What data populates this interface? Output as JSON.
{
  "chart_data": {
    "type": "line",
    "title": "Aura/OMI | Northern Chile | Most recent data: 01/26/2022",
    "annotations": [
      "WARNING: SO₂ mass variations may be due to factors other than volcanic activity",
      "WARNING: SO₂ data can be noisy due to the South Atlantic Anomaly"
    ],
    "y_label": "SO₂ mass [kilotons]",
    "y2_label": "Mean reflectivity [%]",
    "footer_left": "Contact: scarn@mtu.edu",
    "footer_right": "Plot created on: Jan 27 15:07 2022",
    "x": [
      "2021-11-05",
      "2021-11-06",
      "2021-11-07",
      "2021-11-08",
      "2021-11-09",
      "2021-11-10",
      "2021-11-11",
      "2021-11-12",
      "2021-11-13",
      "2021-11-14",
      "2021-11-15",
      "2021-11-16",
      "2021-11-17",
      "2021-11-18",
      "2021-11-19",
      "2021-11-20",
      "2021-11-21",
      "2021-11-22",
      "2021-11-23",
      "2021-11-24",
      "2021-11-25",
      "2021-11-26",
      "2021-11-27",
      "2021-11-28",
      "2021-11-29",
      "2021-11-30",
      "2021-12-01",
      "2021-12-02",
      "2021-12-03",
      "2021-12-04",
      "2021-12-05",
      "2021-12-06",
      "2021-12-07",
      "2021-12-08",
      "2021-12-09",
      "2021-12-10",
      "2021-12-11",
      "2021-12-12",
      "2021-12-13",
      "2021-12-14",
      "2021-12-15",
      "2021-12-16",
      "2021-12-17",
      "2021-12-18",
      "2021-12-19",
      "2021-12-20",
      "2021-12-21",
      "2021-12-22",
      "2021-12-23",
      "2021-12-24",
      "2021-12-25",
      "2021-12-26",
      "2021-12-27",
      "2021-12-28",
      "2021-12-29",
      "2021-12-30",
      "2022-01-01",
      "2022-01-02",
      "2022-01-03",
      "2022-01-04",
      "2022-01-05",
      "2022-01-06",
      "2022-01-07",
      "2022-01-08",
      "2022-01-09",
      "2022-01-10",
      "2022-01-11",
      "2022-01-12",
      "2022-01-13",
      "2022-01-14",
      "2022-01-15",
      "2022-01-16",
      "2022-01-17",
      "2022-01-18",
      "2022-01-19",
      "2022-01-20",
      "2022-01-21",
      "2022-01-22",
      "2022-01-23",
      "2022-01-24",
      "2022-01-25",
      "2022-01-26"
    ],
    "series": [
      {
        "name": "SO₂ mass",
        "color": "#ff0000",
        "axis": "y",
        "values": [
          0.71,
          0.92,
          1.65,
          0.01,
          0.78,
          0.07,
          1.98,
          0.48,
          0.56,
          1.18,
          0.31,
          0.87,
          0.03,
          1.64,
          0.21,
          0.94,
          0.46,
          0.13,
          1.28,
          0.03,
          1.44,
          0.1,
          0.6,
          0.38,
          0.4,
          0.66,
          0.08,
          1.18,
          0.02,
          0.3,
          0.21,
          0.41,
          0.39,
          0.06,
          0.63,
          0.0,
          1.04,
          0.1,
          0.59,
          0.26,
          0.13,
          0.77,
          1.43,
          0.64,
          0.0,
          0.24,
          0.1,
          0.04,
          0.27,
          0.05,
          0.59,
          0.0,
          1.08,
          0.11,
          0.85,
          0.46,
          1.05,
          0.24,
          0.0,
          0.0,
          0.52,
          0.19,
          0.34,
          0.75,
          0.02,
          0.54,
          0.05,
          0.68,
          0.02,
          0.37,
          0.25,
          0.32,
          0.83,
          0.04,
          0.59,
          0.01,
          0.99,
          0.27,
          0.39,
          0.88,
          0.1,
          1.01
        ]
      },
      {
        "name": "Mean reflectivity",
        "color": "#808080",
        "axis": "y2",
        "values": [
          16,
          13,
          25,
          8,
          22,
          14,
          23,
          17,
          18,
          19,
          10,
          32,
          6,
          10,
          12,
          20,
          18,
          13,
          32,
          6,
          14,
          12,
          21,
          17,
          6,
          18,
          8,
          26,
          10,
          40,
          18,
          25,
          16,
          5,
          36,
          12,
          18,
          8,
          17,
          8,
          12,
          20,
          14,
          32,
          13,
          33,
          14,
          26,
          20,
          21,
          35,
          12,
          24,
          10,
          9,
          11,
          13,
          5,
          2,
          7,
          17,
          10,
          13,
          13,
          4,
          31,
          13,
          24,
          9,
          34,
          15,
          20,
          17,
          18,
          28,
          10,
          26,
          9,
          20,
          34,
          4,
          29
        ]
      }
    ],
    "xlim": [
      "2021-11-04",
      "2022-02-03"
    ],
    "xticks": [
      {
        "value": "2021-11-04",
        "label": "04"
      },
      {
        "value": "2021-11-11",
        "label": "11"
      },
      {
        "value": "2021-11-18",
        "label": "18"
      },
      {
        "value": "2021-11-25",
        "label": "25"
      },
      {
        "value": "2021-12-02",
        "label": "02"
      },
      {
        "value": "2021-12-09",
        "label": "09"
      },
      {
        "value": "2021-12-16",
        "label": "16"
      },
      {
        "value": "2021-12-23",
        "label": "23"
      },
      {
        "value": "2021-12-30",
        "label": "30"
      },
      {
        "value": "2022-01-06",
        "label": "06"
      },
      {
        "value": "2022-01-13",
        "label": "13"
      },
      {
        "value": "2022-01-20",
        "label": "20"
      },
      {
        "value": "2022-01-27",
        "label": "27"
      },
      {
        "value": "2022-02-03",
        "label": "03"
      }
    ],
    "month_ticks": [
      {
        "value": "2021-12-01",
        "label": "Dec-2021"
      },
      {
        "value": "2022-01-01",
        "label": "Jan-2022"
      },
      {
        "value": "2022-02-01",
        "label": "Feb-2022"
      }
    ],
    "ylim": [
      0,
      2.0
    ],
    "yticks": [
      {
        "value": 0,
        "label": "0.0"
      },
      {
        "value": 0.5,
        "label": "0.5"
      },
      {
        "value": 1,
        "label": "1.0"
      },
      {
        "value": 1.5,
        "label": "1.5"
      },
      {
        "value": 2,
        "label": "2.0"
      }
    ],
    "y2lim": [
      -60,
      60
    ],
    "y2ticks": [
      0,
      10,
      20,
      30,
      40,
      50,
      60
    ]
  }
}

* * *

◆ Task details
Go through the records and print each one exactly.

◆ Response
What data populates this interface? Output as JSON.
{
  "chart_data": {
    "type": "line",
    "title": "Aura/OMI | Northern Chile | Most recent data: 01/26/2022",
    "annotations": [
      "WARNING: SO₂ mass variations may be due to factors other than volcanic activity",
      "WARNING: SO₂ data can be noisy due to the South Atlantic Anomaly"
    ],
    "y_label": "SO₂ mass [kilotons]",
    "y2_label": "Mean reflectivity [%]",
    "footer_left": "Contact: scarn@mtu.edu",
    "footer_right": "Plot created on: Jan 27 15:07 2022",
    "x": [
      "2021-11-05",
      "2021-11-06",
      "2021-11-07",
      "2021-11-08",
      "2021-11-09",
      "2021-11-10",
      "2021-11-11",
      "2021-11-12",
      "2021-11-13",
      "2021-11-14",
      "2021-11-15",
      "2021-11-16",
      "2021-11-17",
      "2021-11-18",
      "2021-11-19",
      "2021-11-20",
      "2021-11-21",
      "2021-11-22",
      "2021-11-23",
      "2021-11-24",
      "2021-11-25",
      "2021-11-26",
      "2021-11-27",
      "2021-11-28",
      "2021-11-29",
      "2021-11-30",
      "2021-12-01",
      "2021-12-02",
      "2021-12-03",
      "2021-12-04",
      "2021-12-05",
      "2021-12-06",
      "2021-12-07",
      "2021-12-08",
      "2021-12-09",
      "2021-12-10",
      "2021-12-11",
      "2021-12-12",
      "2021-12-13",
      "2021-12-14",
      "2021-12-15",
      "2021-12-16",
      "2021-12-17",
      "2021-12-18",
      "2021-12-19",
      "2021-12-20",
      "2021-12-21",
      "2021-12-22",
      "2021-12-23",
      "2021-12-24",
      "2021-12-25",
      "2021-12-26",
      "2021-12-27",
      "2021-12-28",
      "2021-12-29",
      "2021-12-30",
      "2022-01-01",
      "2022-01-02",
      "2022-01-03",
      "2022-01-04",
      "2022-01-05",
      "2022-01-06",
      "2022-01-07",
      "2022-01-08",
      "2022-01-09",
      "2022-01-10",
      "2022-01-11",
      "2022-01-12",
      "2022-01-13",
      "2022-01-14",
      "2022-01-15",
      "2022-01-16",
      "2022-01-17",
      "2022-01-18",
      "2022-01-19",
      "2022-01-20",
      "2022-01-21",
      "2022-01-22",
      "2022-01-23",
      "2022-01-24",
      "2022-01-25",
      "2022-01-26"
    ],
    "series": [
      {
        "name": "SO₂ mass",
        "color": "#ff0000",
        "axis": "y",
        "values": [
          0.71,
          0.92,
          1.65,
          0.01,
          0.78,
          0.07,
          1.98,
          0.48,
          0.56,
          1.18,
          0.31,
          0.87,
          0.03,
          1.64,
          0.21,
          0.94,
          0.46,
          0.13,
          1.28,
          0.03,
          1.44,
          0.1,
          0.6,
          0.38,
          0.4,
          0.66,
          0.08,
          1.18,
          0.02,
          0.3,
          0.21,
          0.41,
          0.39,
          0.06,
          0.63,
          0.0,
          1.04,
          0.1,
          0.59,
          0.26,
          0.13,
          0.77,
          1.43,
          0.64,
          0.0,
          0.24,
          0.1,
          0.04,
          0.27,
          0.05,
          0.59,
          0.0,
          1.08,
          0.11,
          0.85,
          0.46,
          1.05,
          0.24,
          0.0,
          0.0,
          0.52,
          0.19,
          0.34,
          0.75,
          0.02,
          0.54,
          0.05,
          0.68,
          0.02,
          0.37,
          0.25,
          0.32,
          0.83,
          0.04,
          0.59,
          0.01,
          0.99,
          0.27,
          0.39,
          0.88,
          0.1,
          1.01
        ]
      },
      {
        "name": "Mean reflectivity",
        "color": "#808080",
        "axis": "y2",
        "values": [
          16,
          13,
          25,
          8,
          22,
          14,
          23,
          17,
          18,
          19,
          10,
          32,
          6,
          10,
          12,
          20,
          18,
          13,
          32,
          6,
          14,
          12,
          21,
          17,
          6,
          18,
          8,
          26,
          10,
          40,
          18,
          25,
          16,
          5,
          36,
          12,
          18,
          8,
          17,
          8,
          12,
          20,
          14,
          32,
          13,
          33,
          14,
          26,
          20,
          21,
          35,
          12,
          24,
          10,
          9,
          11,
          13,
          5,
          2,
          7,
          17,
          10,
          13,
          13,
          4,
          31,
          13,
          24,
          9,
          34,
          15,
          20,
          17,
          18,
          28,
          10,
          26,
          9,
          20,
          34,
          4,
          29
        ]
      }
    ],
    "xlim": [
      "2021-11-04",
      "2022-02-03"
    ],
    "xticks": [
      {
        "value": "2021-11-04",
        "label": "04"
      },
      {
        "value": "2021-11-11",
        "label": "11"
      },
      {
        "value": "2021-11-18",
        "label": "18"
      },
      {
        "value": "2021-11-25",
        "label": "25"
      },
      {
        "value": "2021-12-02",
        "label": "02"
      },
      {
        "value": "2021-12-09",
        "label": "09"
      },
      {
        "value": "2021-12-16",
        "label": "16"
      },
      {
        "value": "2021-12-23",
        "label": "23"
      },
      {
        "value": "2021-12-30",
        "label": "30"
      },
      {
        "value": "2022-01-06",
        "label": "06"
      },
      {
        "value": "2022-01-13",
        "label": "13"
      },
      {
        "value": "2022-01-20",
        "label": "20"
      },
      {
        "value": "2022-01-27",
        "label": "27"
      },
      {
        "value": "2022-02-03",
        "label": "03"
      }
    ],
    "month_ticks": [
      {
        "value": "2021-12-01",
        "label": "Dec-2021"
      },
      {
        "value": "2022-01-01",
        "label": "Jan-2022"
      },
      {
        "value": "2022-02-01",
        "label": "Feb-2022"
      }
    ],
    "ylim": [
      0,
      2.0
    ],
    "yticks": [
      {
        "value": 0,
        "label": "0.0"
      },
      {
        "value": 0.5,
        "label": "0.5"
      },
      {
        "value": 1,
        "label": "1.0"
      },
      {
        "value": 1.5,
        "label": "1.5"
      },
      {
        "value": 2,
        "label": "2.0"
      }
    ],
    "y2lim": [
      -60,
      60
    ],
    "y2ticks": [
      0,
      10,
      20,
      30,
      40,
      50,
      60
    ]
  }
}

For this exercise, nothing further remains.